__Written instruction__
Omit all pictures. Copy the rest of the material exactly.

[Source data]
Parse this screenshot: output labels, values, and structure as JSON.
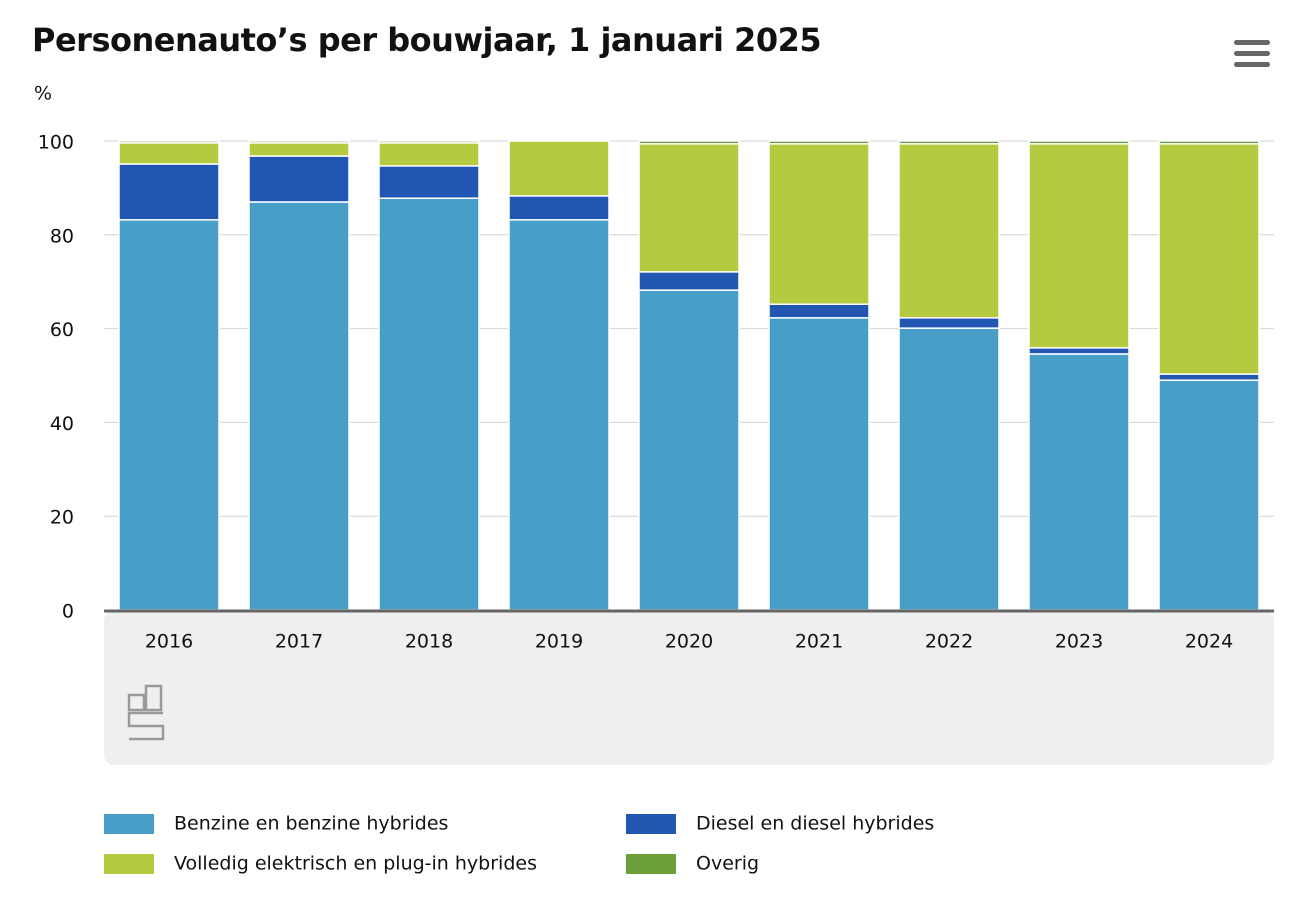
{
  "chart_data": {
    "type": "stacked_bar",
    "title": "Personenauto’s per bouwjaar, 1 januari 2025",
    "y_label": "%",
    "categories": [
      "2016",
      "2017",
      "2018",
      "2019",
      "2020",
      "2021",
      "2022",
      "2023",
      "2024"
    ],
    "series": [
      {
        "name": "Benzine en benzine hybrides",
        "color": "#479fc8",
        "values": [
          83.2,
          87.0,
          87.8,
          83.2,
          68.2,
          62.3,
          60.1,
          54.6,
          49.0
        ]
      },
      {
        "name": "Diesel en diesel hybrides",
        "color": "#2256b3",
        "values": [
          11.9,
          9.8,
          6.9,
          5.1,
          3.9,
          2.9,
          2.2,
          1.3,
          1.3
        ]
      },
      {
        "name": "Volledig elektrisch en plug-in hybrides",
        "color": "#b6ca40",
        "values": [
          4.5,
          2.8,
          4.9,
          11.7,
          27.3,
          34.2,
          37.1,
          43.5,
          49.1
        ]
      },
      {
        "name": "Overig",
        "color": "#6a9f3a",
        "values": [
          0.4,
          0.4,
          0.4,
          0.0,
          0.6,
          0.6,
          0.6,
          0.6,
          0.6
        ]
      }
    ],
    "ylim": [
      0,
      100
    ],
    "yticks": [
      0,
      20,
      40,
      60,
      80,
      100
    ],
    "grid": true
  }
}
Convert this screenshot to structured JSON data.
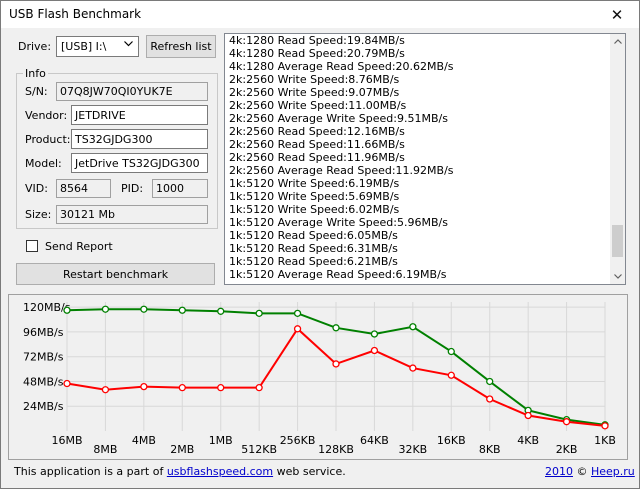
{
  "window": {
    "title": "USB Flash Benchmark",
    "close_glyph": "✕"
  },
  "drive": {
    "label": "Drive:",
    "value": "[USB] I:\\",
    "refresh_label": "Refresh list"
  },
  "info": {
    "group_label": "Info",
    "sn_label": "S/N:",
    "sn": "07Q8JW70QI0YUK7E",
    "vendor_label": "Vendor:",
    "vendor": "JETDRIVE",
    "product_label": "Product:",
    "product": "TS32GJDG300",
    "model_label": "Model:",
    "model": "JetDrive TS32GJDG300",
    "vid_label": "VID:",
    "vid": "8564",
    "pid_label": "PID:",
    "pid": "1000",
    "size_label": "Size:",
    "size": "30121 Mb"
  },
  "send_report": {
    "label": "Send Report",
    "checked": false
  },
  "restart_label": "Restart benchmark",
  "log_lines": [
    "4k:1280 Read Speed:19.84MB/s",
    "4k:1280 Read Speed:20.79MB/s",
    "4k:1280 Average Read Speed:20.62MB/s",
    "2k:2560 Write Speed:8.76MB/s",
    "2k:2560 Write Speed:9.07MB/s",
    "2k:2560 Write Speed:11.00MB/s",
    "2k:2560 Average Write Speed:9.51MB/s",
    "2k:2560 Read Speed:12.16MB/s",
    "2k:2560 Read Speed:11.66MB/s",
    "2k:2560 Read Speed:11.96MB/s",
    "2k:2560 Average Read Speed:11.92MB/s",
    "1k:5120 Write Speed:6.19MB/s",
    "1k:5120 Write Speed:5.69MB/s",
    "1k:5120 Write Speed:6.02MB/s",
    "1k:5120 Average Write Speed:5.96MB/s",
    "1k:5120 Read Speed:6.05MB/s",
    "1k:5120 Read Speed:6.31MB/s",
    "1k:5120 Read Speed:6.21MB/s",
    "1k:5120 Average Read Speed:6.19MB/s"
  ],
  "chart_data": {
    "type": "line",
    "categories": [
      "16MB",
      "8MB",
      "4MB",
      "2MB",
      "1MB",
      "512KB",
      "256KB",
      "128KB",
      "64KB",
      "32KB",
      "16KB",
      "8KB",
      "4KB",
      "2KB",
      "1KB"
    ],
    "yticks": [
      "120MB/s",
      "96MB/s",
      "72MB/s",
      "48MB/s",
      "24MB/s"
    ],
    "ytick_values": [
      120,
      96,
      72,
      48,
      24
    ],
    "ylim": [
      0,
      125
    ],
    "grid": true,
    "series": [
      {
        "color": "#008000",
        "values": [
          117,
          118,
          118,
          117,
          116,
          114,
          114,
          100,
          94,
          101,
          77,
          48,
          20,
          11,
          6
        ]
      },
      {
        "color": "#ff0000",
        "values": [
          46,
          40,
          43,
          42,
          42,
          42,
          99,
          65,
          78,
          61,
          54,
          31,
          15,
          9,
          5
        ]
      }
    ]
  },
  "footer": {
    "text_before": "This application is a part of ",
    "link": "usbflashspeed.com",
    "text_after": " web service.",
    "right_year": "2010",
    "right_sep": " © ",
    "right_link": "Heep.ru"
  }
}
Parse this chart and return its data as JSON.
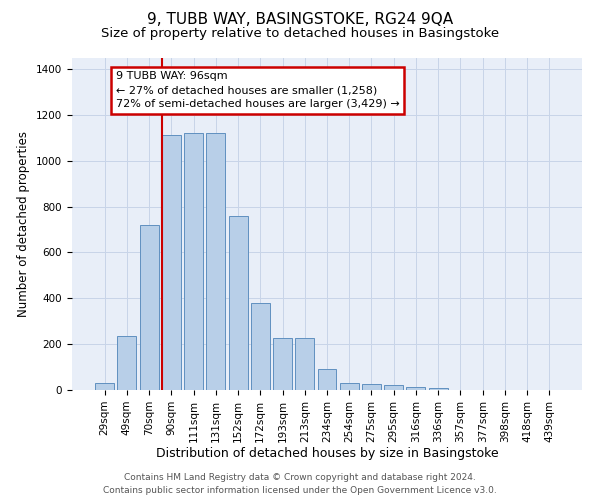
{
  "title": "9, TUBB WAY, BASINGSTOKE, RG24 9QA",
  "subtitle": "Size of property relative to detached houses in Basingstoke",
  "xlabel": "Distribution of detached houses by size in Basingstoke",
  "ylabel": "Number of detached properties",
  "categories": [
    "29sqm",
    "49sqm",
    "70sqm",
    "90sqm",
    "111sqm",
    "131sqm",
    "152sqm",
    "172sqm",
    "193sqm",
    "213sqm",
    "234sqm",
    "254sqm",
    "275sqm",
    "295sqm",
    "316sqm",
    "336sqm",
    "357sqm",
    "377sqm",
    "398sqm",
    "418sqm",
    "439sqm"
  ],
  "values": [
    30,
    235,
    720,
    1110,
    1120,
    1120,
    760,
    380,
    225,
    225,
    90,
    30,
    25,
    20,
    15,
    10,
    0,
    0,
    0,
    0,
    0
  ],
  "bar_color": "#b8cfe8",
  "bar_edge_color": "#6090c0",
  "property_line_x": 2.575,
  "property_line_color": "#cc0000",
  "annotation_text": "9 TUBB WAY: 96sqm\n← 27% of detached houses are smaller (1,258)\n72% of semi-detached houses are larger (3,429) →",
  "annotation_box_edgecolor": "#cc0000",
  "ylim": [
    0,
    1450
  ],
  "yticks": [
    0,
    200,
    400,
    600,
    800,
    1000,
    1200,
    1400
  ],
  "grid_color": "#c8d4e8",
  "bg_color": "#e8eef8",
  "footer_line1": "Contains HM Land Registry data © Crown copyright and database right 2024.",
  "footer_line2": "Contains public sector information licensed under the Open Government Licence v3.0.",
  "title_fontsize": 11,
  "subtitle_fontsize": 9.5,
  "xlabel_fontsize": 9,
  "ylabel_fontsize": 8.5,
  "tick_fontsize": 7.5,
  "annotation_fontsize": 8,
  "footer_fontsize": 6.5
}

__The answer__
Parse this screenshot: output labels, values, and structure as JSON.
{
  "chart_data": {
    "type": "stacked_bar",
    "title": "Personenauto’s per bouwjaar, 1 januari 2025",
    "y_label": "%",
    "categories": [
      "2016",
      "2017",
      "2018",
      "2019",
      "2020",
      "2021",
      "2022",
      "2023",
      "2024"
    ],
    "series": [
      {
        "name": "Benzine en benzine hybrides",
        "color": "#479fc8",
        "values": [
          83.2,
          87.0,
          87.8,
          83.2,
          68.2,
          62.3,
          60.1,
          54.6,
          49.0
        ]
      },
      {
        "name": "Diesel en diesel hybrides",
        "color": "#2256b3",
        "values": [
          11.9,
          9.8,
          6.9,
          5.1,
          3.9,
          2.9,
          2.2,
          1.3,
          1.3
        ]
      },
      {
        "name": "Volledig elektrisch en plug-in hybrides",
        "color": "#b6ca40",
        "values": [
          4.5,
          2.8,
          4.9,
          11.7,
          27.3,
          34.2,
          37.1,
          43.5,
          49.1
        ]
      },
      {
        "name": "Overig",
        "color": "#6a9f3a",
        "values": [
          0.4,
          0.4,
          0.4,
          0.0,
          0.6,
          0.6,
          0.6,
          0.6,
          0.6
        ]
      }
    ],
    "ylim": [
      0,
      100
    ],
    "yticks": [
      0,
      20,
      40,
      60,
      80,
      100
    ],
    "grid": true
  }
}
Convert this screenshot to structured JSON data.
{
  "window": {
    "title": "USB Flash Benchmark",
    "close_glyph": "✕"
  },
  "drive": {
    "label": "Drive:",
    "value": "[USB] I:\\",
    "refresh_label": "Refresh list"
  },
  "info": {
    "group_label": "Info",
    "sn_label": "S/N:",
    "sn": "07Q8JW70QI0YUK7E",
    "vendor_label": "Vendor:",
    "vendor": "JETDRIVE",
    "product_label": "Product:",
    "product": "TS32GJDG300",
    "model_label": "Model:",
    "model": "JetDrive TS32GJDG300",
    "vid_label": "VID:",
    "vid": "8564",
    "pid_label": "PID:",
    "pid": "1000",
    "size_label": "Size:",
    "size": "30121 Mb"
  },
  "send_report": {
    "label": "Send Report",
    "checked": false
  },
  "restart_label": "Restart benchmark",
  "log_lines": [
    "4k:1280 Read Speed:19.84MB/s",
    "4k:1280 Read Speed:20.79MB/s",
    "4k:1280 Average Read Speed:20.62MB/s",
    "2k:2560 Write Speed:8.76MB/s",
    "2k:2560 Write Speed:9.07MB/s",
    "2k:2560 Write Speed:11.00MB/s",
    "2k:2560 Average Write Speed:9.51MB/s",
    "2k:2560 Read Speed:12.16MB/s",
    "2k:2560 Read Speed:11.66MB/s",
    "2k:2560 Read Speed:11.96MB/s",
    "2k:2560 Average Read Speed:11.92MB/s",
    "1k:5120 Write Speed:6.19MB/s",
    "1k:5120 Write Speed:5.69MB/s",
    "1k:5120 Write Speed:6.02MB/s",
    "1k:5120 Average Write Speed:5.96MB/s",
    "1k:5120 Read Speed:6.05MB/s",
    "1k:5120 Read Speed:6.31MB/s",
    "1k:5120 Read Speed:6.21MB/s",
    "1k:5120 Average Read Speed:6.19MB/s"
  ],
  "chart_data": {
    "type": "line",
    "categories": [
      "16MB",
      "8MB",
      "4MB",
      "2MB",
      "1MB",
      "512KB",
      "256KB",
      "128KB",
      "64KB",
      "32KB",
      "16KB",
      "8KB",
      "4KB",
      "2KB",
      "1KB"
    ],
    "yticks": [
      "120MB/s",
      "96MB/s",
      "72MB/s",
      "48MB/s",
      "24MB/s"
    ],
    "ytick_values": [
      120,
      96,
      72,
      48,
      24
    ],
    "ylim": [
      0,
      125
    ],
    "grid": true,
    "series": [
      {
        "color": "#008000",
        "values": [
          117,
          118,
          118,
          117,
          116,
          114,
          114,
          100,
          94,
          101,
          77,
          48,
          20,
          11,
          6
        ]
      },
      {
        "color": "#ff0000",
        "values": [
          46,
          40,
          43,
          42,
          42,
          42,
          99,
          65,
          78,
          61,
          54,
          31,
          15,
          9,
          5
        ]
      }
    ]
  },
  "footer": {
    "text_before": "This application is a part of ",
    "link": "usbflashspeed.com",
    "text_after": " web service.",
    "right_year": "2010",
    "right_sep": " © ",
    "right_link": "Heep.ru"
  }
}
Parse this chart and return its data as JSON.
{
  "title": "9, TUBB WAY, BASINGSTOKE, RG24 9QA",
  "subtitle": "Size of property relative to detached houses in Basingstoke",
  "xlabel": "Distribution of detached houses by size in Basingstoke",
  "ylabel": "Number of detached properties",
  "categories": [
    "29sqm",
    "49sqm",
    "70sqm",
    "90sqm",
    "111sqm",
    "131sqm",
    "152sqm",
    "172sqm",
    "193sqm",
    "213sqm",
    "234sqm",
    "254sqm",
    "275sqm",
    "295sqm",
    "316sqm",
    "336sqm",
    "357sqm",
    "377sqm",
    "398sqm",
    "418sqm",
    "439sqm"
  ],
  "values": [
    30,
    235,
    720,
    1110,
    1120,
    1120,
    760,
    380,
    225,
    225,
    90,
    30,
    25,
    20,
    15,
    10,
    0,
    0,
    0,
    0,
    0
  ],
  "bar_color": "#b8cfe8",
  "bar_edge_color": "#6090c0",
  "property_line_x": 2.575,
  "property_line_color": "#cc0000",
  "annotation_text": "9 TUBB WAY: 96sqm\n← 27% of detached houses are smaller (1,258)\n72% of semi-detached houses are larger (3,429) →",
  "annotation_box_edgecolor": "#cc0000",
  "ylim": [
    0,
    1450
  ],
  "yticks": [
    0,
    200,
    400,
    600,
    800,
    1000,
    1200,
    1400
  ],
  "grid_color": "#c8d4e8",
  "bg_color": "#e8eef8",
  "footer_line1": "Contains HM Land Registry data © Crown copyright and database right 2024.",
  "footer_line2": "Contains public sector information licensed under the Open Government Licence v3.0.",
  "title_fontsize": 11,
  "subtitle_fontsize": 9.5,
  "xlabel_fontsize": 9,
  "ylabel_fontsize": 8.5,
  "tick_fontsize": 7.5,
  "annotation_fontsize": 8,
  "footer_fontsize": 6.5
}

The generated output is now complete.